- [TASK DETAILS]: Below is the data. Give it again, complete and exact.

- [PROVIDED RECORDS]:
──────────────────────────────
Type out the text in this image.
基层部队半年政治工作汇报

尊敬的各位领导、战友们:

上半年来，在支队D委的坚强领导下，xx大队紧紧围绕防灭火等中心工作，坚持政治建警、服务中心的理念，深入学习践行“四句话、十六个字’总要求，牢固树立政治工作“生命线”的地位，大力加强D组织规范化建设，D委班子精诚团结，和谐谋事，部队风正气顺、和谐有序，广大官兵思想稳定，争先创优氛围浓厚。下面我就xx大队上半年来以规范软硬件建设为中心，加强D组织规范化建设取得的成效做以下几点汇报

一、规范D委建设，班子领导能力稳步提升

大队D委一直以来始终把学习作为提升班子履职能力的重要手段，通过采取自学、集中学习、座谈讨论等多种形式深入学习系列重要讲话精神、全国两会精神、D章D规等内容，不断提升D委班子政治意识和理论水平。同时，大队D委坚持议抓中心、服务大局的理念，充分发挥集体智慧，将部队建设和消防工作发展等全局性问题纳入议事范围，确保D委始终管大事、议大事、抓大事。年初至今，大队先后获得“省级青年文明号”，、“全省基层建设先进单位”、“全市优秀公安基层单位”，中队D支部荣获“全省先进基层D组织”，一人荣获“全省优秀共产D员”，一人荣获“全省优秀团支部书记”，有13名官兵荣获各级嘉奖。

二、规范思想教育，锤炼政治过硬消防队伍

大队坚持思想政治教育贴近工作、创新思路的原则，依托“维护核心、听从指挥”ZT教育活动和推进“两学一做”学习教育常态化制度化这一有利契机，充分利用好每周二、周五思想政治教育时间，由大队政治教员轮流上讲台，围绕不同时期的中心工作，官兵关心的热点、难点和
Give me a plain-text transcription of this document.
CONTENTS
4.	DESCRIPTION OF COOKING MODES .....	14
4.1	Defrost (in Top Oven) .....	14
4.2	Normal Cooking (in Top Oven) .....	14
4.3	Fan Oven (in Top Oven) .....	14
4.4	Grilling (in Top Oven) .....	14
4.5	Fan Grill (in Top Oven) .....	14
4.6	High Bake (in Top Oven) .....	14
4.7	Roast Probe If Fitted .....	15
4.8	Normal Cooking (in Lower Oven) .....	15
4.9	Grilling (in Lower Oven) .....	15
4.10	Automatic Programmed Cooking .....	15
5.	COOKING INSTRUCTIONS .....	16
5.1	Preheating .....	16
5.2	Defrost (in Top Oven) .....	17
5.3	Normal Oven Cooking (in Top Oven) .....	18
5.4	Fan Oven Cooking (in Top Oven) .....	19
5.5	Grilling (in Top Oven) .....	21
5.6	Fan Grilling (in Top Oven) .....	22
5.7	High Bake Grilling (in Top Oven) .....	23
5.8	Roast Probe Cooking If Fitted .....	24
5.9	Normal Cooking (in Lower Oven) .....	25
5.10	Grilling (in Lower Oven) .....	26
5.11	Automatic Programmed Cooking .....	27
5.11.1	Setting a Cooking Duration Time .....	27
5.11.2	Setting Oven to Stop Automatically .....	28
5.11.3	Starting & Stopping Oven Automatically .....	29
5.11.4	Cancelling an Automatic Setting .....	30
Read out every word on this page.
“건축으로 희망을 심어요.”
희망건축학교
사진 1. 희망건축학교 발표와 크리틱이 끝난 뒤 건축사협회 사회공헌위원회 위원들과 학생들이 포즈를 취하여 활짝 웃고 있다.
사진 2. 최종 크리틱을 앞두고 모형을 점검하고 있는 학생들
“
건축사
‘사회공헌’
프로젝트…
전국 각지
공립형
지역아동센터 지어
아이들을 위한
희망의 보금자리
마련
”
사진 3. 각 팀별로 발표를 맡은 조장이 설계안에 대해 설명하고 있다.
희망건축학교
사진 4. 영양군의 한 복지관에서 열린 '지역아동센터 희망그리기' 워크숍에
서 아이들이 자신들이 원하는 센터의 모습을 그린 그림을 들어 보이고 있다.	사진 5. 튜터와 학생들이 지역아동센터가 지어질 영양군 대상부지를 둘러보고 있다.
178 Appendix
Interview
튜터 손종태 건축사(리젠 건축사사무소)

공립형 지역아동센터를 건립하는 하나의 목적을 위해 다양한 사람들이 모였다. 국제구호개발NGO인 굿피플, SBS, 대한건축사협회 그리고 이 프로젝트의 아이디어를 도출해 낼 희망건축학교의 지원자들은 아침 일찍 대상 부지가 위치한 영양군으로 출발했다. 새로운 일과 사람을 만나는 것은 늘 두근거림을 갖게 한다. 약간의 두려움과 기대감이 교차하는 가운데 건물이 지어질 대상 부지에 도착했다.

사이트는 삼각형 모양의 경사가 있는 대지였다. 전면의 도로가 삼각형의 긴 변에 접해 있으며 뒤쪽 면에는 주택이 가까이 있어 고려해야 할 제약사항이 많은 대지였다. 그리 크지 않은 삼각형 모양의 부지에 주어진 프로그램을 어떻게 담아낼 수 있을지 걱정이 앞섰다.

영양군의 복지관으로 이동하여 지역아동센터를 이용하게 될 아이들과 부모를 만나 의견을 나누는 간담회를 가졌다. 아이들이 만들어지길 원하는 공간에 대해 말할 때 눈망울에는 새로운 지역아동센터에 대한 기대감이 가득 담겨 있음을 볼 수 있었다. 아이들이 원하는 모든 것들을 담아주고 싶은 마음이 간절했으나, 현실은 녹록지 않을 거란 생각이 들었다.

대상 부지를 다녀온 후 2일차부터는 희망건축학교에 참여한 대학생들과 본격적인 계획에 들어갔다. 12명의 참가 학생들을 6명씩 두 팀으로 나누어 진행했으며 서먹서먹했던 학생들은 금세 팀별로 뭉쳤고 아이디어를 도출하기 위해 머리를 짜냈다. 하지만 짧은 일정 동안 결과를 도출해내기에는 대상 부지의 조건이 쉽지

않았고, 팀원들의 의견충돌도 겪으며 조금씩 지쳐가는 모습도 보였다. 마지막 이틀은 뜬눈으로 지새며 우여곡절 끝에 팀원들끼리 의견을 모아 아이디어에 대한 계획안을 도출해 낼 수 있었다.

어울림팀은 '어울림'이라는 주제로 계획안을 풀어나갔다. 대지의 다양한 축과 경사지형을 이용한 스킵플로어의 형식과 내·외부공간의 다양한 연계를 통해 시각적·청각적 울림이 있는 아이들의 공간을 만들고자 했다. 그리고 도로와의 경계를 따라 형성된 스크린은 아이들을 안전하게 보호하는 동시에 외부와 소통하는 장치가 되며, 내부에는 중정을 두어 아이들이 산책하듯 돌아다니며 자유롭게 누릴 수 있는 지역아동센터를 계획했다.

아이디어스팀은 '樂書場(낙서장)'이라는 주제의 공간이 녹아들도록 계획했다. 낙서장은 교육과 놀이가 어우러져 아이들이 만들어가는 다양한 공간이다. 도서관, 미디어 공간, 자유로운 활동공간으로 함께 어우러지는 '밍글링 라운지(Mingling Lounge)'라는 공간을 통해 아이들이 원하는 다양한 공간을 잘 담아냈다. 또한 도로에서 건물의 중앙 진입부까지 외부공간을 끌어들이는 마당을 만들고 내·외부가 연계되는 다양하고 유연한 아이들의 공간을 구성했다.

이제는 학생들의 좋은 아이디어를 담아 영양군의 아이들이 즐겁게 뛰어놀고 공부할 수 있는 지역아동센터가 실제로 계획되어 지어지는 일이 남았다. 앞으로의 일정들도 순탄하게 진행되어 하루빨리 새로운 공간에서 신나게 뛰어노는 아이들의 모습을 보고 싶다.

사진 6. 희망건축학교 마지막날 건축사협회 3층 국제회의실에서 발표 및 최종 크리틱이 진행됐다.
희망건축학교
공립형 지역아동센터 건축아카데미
──────────────────────────────
- [FINISHED ANSWER]:
Type out the text in this image.
基层部队半年政治工作汇报

尊敬的各位领导、战友们:

上半年来，在支队D委的坚强领导下，xx大队紧紧围绕防灭火等中心工作，坚持政治建警、服务中心的理念，深入学习践行“四句话、十六个字’总要求，牢固树立政治工作“生命线”的地位，大力加强D组织规范化建设，D委班子精诚团结，和谐谋事，部队风正气顺、和谐有序，广大官兵思想稳定，争先创优氛围浓厚。下面我就xx大队上半年来以规范软硬件建设为中心，加强D组织规范化建设取得的成效做以下几点汇报

一、规范D委建设，班子领导能力稳步提升

大队D委一直以来始终把学习作为提升班子履职能力的重要手段，通过采取自学、集中学习、座谈讨论等多种形式深入学习系列重要讲话精神、全国两会精神、D章D规等内容，不断提升D委班子政治意识和理论水平。同时，大队D委坚持议抓中心、服务大局的理念，充分发挥集体智慧，将部队建设和消防工作发展等全局性问题纳入议事范围，确保D委始终管大事、议大事、抓大事。年初至今，大队先后获得“省级青年文明号”，、“全省基层建设先进单位”、“全市优秀公安基层单位”，中队D支部荣获“全省先进基层D组织”，一人荣获“全省优秀共产D员”，一人荣获“全省优秀团支部书记”，有13名官兵荣获各级嘉奖。

二、规范思想教育，锤炼政治过硬消防队伍

大队坚持思想政治教育贴近工作、创新思路的原则，依托“维护核心、听从指挥”ZT教育活动和推进“两学一做”学习教育常态化制度化这一有利契机，充分利用好每周二、周五思想政治教育时间，由大队政治教员轮流上讲台，围绕不同时期的中心工作，官兵关心的热点、难点和
Give me a plain-text transcription of this document.
CONTENTS
4.	DESCRIPTION OF COOKING MODES .....	14
4.1	Defrost (in Top Oven) .....	14
4.2	Normal Cooking (in Top Oven) .....	14
4.3	Fan Oven (in Top Oven) .....	14
4.4	Grilling (in Top Oven) .....	14
4.5	Fan Grill (in Top Oven) .....	14
4.6	High Bake (in Top Oven) .....	14
4.7	Roast Probe If Fitted .....	15
4.8	Normal Cooking (in Lower Oven) .....	15
4.9	Grilling (in Lower Oven) .....	15
4.10	Automatic Programmed Cooking .....	15
5.	COOKING INSTRUCTIONS .....	16
5.1	Preheating .....	16
5.2	Defrost (in Top Oven) .....	17
5.3	Normal Oven Cooking (in Top Oven) .....	18
5.4	Fan Oven Cooking (in Top Oven) .....	19
5.5	Grilling (in Top Oven) .....	21
5.6	Fan Grilling (in Top Oven) .....	22
5.7	High Bake Grilling (in Top Oven) .....	23
5.8	Roast Probe Cooking If Fitted .....	24
5.9	Normal Cooking (in Lower Oven) .....	25
5.10	Grilling (in Lower Oven) .....	26
5.11	Automatic Programmed Cooking .....	27
5.11.1	Setting a Cooking Duration Time .....	27
5.11.2	Setting Oven to Stop Automatically .....	28
5.11.3	Starting & Stopping Oven Automatically .....	29
5.11.4	Cancelling an Automatic Setting .....	30
Read out every word on this page.
“건축으로 희망을 심어요.”
희망건축학교
사진 1. 희망건축학교 발표와 크리틱이 끝난 뒤 건축사협회 사회공헌위원회 위원들과 학생들이 포즈를 취하여 활짝 웃고 있다.
사진 2. 최종 크리틱을 앞두고 모형을 점검하고 있는 학생들
“
건축사
‘사회공헌’
프로젝트…
전국 각지
공립형
지역아동센터 지어
아이들을 위한
희망의 보금자리
마련
”
사진 3. 각 팀별로 발표를 맡은 조장이 설계안에 대해 설명하고 있다.
희망건축학교
사진 4. 영양군의 한 복지관에서 열린 '지역아동센터 희망그리기' 워크숍에
서 아이들이 자신들이 원하는 센터의 모습을 그린 그림을 들어 보이고 있다.	사진 5. 튜터와 학생들이 지역아동센터가 지어질 영양군 대상부지를 둘러보고 있다.
178 Appendix
Interview
튜터 손종태 건축사(리젠 건축사사무소)

공립형 지역아동센터를 건립하는 하나의 목적을 위해 다양한 사람들이 모였다. 국제구호개발NGO인 굿피플, SBS, 대한건축사협회 그리고 이 프로젝트의 아이디어를 도출해 낼 희망건축학교의 지원자들은 아침 일찍 대상 부지가 위치한 영양군으로 출발했다. 새로운 일과 사람을 만나는 것은 늘 두근거림을 갖게 한다. 약간의 두려움과 기대감이 교차하는 가운데 건물이 지어질 대상 부지에 도착했다.

사이트는 삼각형 모양의 경사가 있는 대지였다. 전면의 도로가 삼각형의 긴 변에 접해 있으며 뒤쪽 면에는 주택이 가까이 있어 고려해야 할 제약사항이 많은 대지였다. 그리 크지 않은 삼각형 모양의 부지에 주어진 프로그램을 어떻게 담아낼 수 있을지 걱정이 앞섰다.

영양군의 복지관으로 이동하여 지역아동센터를 이용하게 될 아이들과 부모를 만나 의견을 나누는 간담회를 가졌다. 아이들이 만들어지길 원하는 공간에 대해 말할 때 눈망울에는 새로운 지역아동센터에 대한 기대감이 가득 담겨 있음을 볼 수 있었다. 아이들이 원하는 모든 것들을 담아주고 싶은 마음이 간절했으나, 현실은 녹록지 않을 거란 생각이 들었다.

대상 부지를 다녀온 후 2일차부터는 희망건축학교에 참여한 대학생들과 본격적인 계획에 들어갔다. 12명의 참가 학생들을 6명씩 두 팀으로 나누어 진행했으며 서먹서먹했던 학생들은 금세 팀별로 뭉쳤고 아이디어를 도출하기 위해 머리를 짜냈다. 하지만 짧은 일정 동안 결과를 도출해내기에는 대상 부지의 조건이 쉽지

않았고, 팀원들의 의견충돌도 겪으며 조금씩 지쳐가는 모습도 보였다. 마지막 이틀은 뜬눈으로 지새며 우여곡절 끝에 팀원들끼리 의견을 모아 아이디어에 대한 계획안을 도출해 낼 수 있었다.

어울림팀은 '어울림'이라는 주제로 계획안을 풀어나갔다. 대지의 다양한 축과 경사지형을 이용한 스킵플로어의 형식과 내·외부공간의 다양한 연계를 통해 시각적·청각적 울림이 있는 아이들의 공간을 만들고자 했다. 그리고 도로와의 경계를 따라 형성된 스크린은 아이들을 안전하게 보호하는 동시에 외부와 소통하는 장치가 되며, 내부에는 중정을 두어 아이들이 산책하듯 돌아다니며 자유롭게 누릴 수 있는 지역아동센터를 계획했다.

아이디어스팀은 '樂書場(낙서장)'이라는 주제의 공간이 녹아들도록 계획했다. 낙서장은 교육과 놀이가 어우러져 아이들이 만들어가는 다양한 공간이다. 도서관, 미디어 공간, 자유로운 활동공간으로 함께 어우러지는 '밍글링 라운지(Mingling Lounge)'라는 공간을 통해 아이들이 원하는 다양한 공간을 잘 담아냈다. 또한 도로에서 건물의 중앙 진입부까지 외부공간을 끌어들이는 마당을 만들고 내·외부가 연계되는 다양하고 유연한 아이들의 공간을 구성했다.

이제는 학생들의 좋은 아이디어를 담아 영양군의 아이들이 즐겁게 뛰어놀고 공부할 수 있는 지역아동센터가 실제로 계획되어 지어지는 일이 남았다. 앞으로의 일정들도 순탄하게 진행되어 하루빨리 새로운 공간에서 신나게 뛰어노는 아이들의 모습을 보고 싶다.

사진 6. 희망건축학교 마지막날 건축사협회 3층 국제회의실에서 발표 및 최종 크리틱이 진행됐다.
희망건축학교
공립형 지역아동센터 건축아카데미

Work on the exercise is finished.